*** Exercise input ***
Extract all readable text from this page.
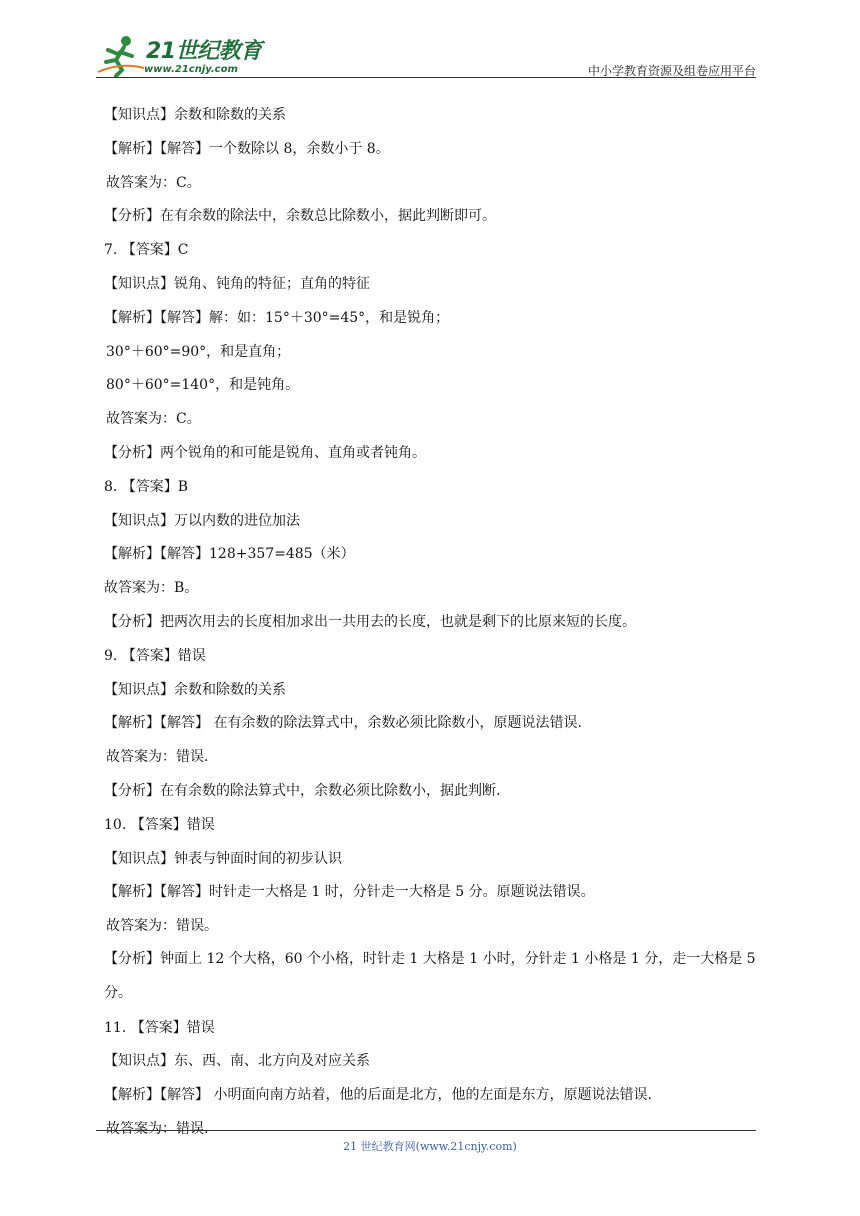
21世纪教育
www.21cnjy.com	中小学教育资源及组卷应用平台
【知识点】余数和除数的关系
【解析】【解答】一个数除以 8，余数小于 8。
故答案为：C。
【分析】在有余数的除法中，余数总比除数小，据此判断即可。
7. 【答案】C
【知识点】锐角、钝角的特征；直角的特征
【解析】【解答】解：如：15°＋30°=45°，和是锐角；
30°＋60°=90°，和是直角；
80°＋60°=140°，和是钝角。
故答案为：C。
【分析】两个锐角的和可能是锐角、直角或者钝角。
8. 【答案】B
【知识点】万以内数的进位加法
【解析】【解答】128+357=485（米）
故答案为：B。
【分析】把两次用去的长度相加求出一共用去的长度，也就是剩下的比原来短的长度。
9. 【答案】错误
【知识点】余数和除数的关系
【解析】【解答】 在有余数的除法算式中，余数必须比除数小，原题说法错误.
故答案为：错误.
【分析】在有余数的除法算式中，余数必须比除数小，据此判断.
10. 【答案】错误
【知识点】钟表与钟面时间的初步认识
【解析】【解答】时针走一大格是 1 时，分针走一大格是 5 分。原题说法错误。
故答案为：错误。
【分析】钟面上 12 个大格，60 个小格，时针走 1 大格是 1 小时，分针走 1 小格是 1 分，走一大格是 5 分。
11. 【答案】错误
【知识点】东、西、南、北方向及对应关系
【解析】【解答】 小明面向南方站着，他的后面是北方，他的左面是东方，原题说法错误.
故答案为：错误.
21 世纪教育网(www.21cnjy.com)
***
*** Exercise input ***
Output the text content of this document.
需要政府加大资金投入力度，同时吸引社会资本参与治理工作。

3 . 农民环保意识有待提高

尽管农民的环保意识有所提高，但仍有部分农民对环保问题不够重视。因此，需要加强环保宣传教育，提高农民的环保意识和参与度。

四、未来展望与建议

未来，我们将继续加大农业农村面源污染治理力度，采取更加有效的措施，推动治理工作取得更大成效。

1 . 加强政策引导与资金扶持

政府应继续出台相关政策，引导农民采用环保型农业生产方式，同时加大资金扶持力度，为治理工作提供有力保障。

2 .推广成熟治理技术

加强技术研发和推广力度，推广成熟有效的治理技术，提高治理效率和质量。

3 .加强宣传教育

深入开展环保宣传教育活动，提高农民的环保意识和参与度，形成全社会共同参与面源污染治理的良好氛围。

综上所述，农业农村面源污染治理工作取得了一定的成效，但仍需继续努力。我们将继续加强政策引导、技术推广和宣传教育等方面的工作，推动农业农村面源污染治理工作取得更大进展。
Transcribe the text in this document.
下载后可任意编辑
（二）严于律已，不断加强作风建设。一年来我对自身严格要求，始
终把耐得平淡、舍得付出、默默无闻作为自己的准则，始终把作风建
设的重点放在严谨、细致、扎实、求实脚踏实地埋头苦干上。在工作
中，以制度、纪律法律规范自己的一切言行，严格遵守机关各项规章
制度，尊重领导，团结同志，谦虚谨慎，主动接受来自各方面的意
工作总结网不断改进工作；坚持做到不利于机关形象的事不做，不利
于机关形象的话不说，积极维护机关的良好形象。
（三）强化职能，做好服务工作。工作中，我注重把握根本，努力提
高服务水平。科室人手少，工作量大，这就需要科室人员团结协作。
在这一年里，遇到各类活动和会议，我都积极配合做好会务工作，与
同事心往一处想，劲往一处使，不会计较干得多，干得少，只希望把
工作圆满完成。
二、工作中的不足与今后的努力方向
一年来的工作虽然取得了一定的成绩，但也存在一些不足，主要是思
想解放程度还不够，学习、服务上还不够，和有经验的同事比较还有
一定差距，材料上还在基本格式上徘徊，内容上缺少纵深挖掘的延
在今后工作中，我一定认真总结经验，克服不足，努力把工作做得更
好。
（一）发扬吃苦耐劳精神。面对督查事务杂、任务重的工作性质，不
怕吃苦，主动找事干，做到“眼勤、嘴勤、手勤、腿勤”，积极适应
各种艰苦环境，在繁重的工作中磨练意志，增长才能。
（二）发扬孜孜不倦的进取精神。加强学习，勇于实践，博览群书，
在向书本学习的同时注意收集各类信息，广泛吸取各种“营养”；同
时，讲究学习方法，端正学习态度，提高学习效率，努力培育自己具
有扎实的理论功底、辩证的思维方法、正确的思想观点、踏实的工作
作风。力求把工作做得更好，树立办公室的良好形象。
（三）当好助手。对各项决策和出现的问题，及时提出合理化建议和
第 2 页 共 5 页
***
*** Exercise input ***
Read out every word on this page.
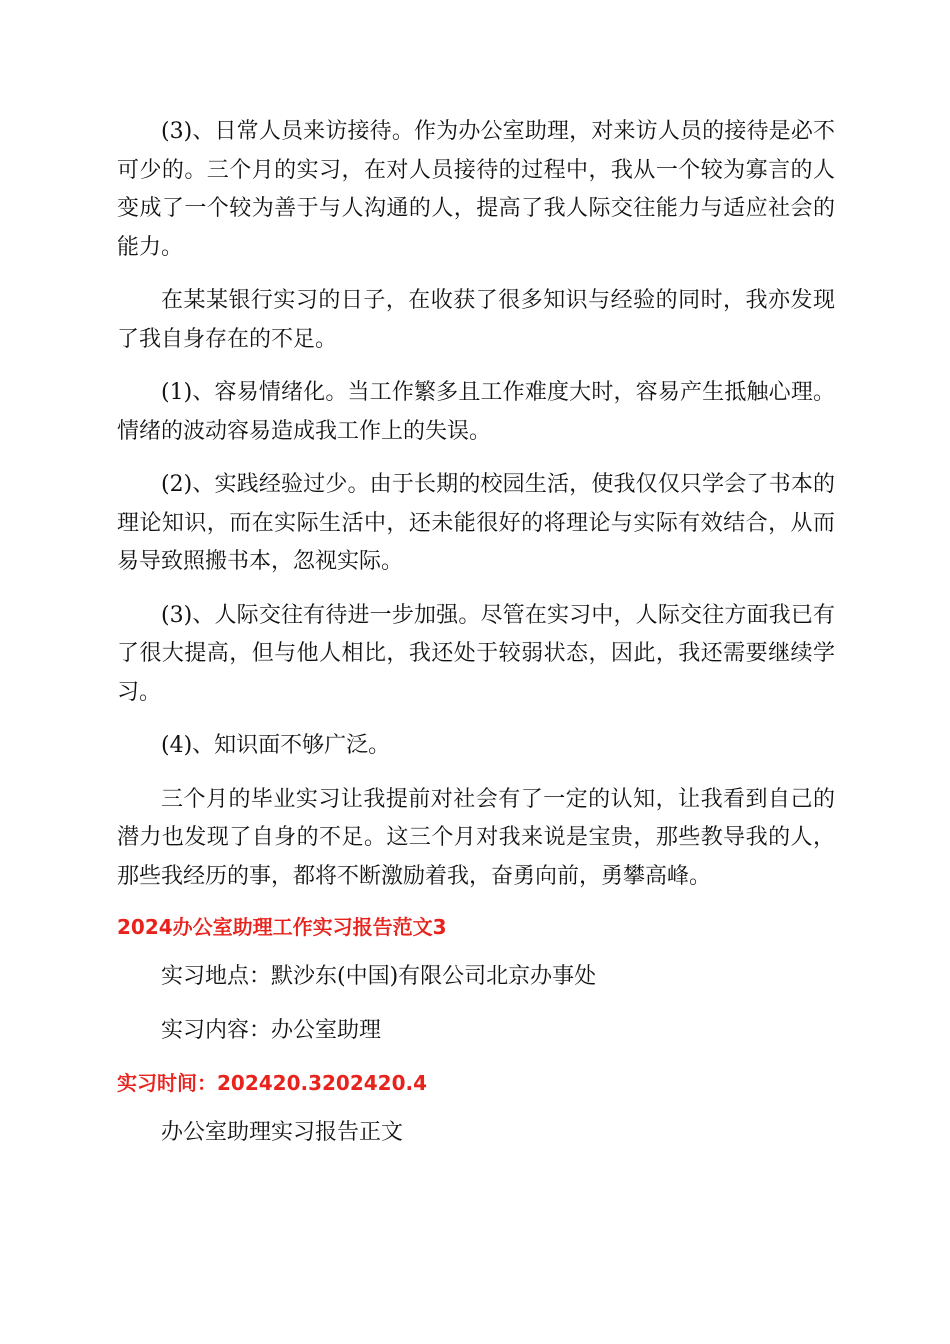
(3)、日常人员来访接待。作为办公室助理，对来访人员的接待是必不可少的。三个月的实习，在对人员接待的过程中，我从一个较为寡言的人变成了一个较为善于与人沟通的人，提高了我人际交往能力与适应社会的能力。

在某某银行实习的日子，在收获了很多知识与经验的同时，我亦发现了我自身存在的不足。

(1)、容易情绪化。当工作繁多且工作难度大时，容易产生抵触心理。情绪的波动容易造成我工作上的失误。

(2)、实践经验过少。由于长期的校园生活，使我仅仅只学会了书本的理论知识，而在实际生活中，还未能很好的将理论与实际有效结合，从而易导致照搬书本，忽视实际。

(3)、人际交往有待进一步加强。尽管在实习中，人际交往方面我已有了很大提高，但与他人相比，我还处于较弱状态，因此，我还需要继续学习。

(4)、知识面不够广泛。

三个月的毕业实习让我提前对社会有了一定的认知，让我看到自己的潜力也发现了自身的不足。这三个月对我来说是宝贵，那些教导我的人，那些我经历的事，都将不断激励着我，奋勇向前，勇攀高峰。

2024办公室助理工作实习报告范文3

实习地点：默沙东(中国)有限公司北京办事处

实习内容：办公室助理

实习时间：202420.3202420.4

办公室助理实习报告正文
***
Written request — List every line above containing the word "余数必须比除数小".

Output of the task —
【解析】【解答】 在有余数的除法算式中，余数必须比除数小，原题说法错误.
【分析】在有余数的除法算式中，余数必须比除数小，据此判断.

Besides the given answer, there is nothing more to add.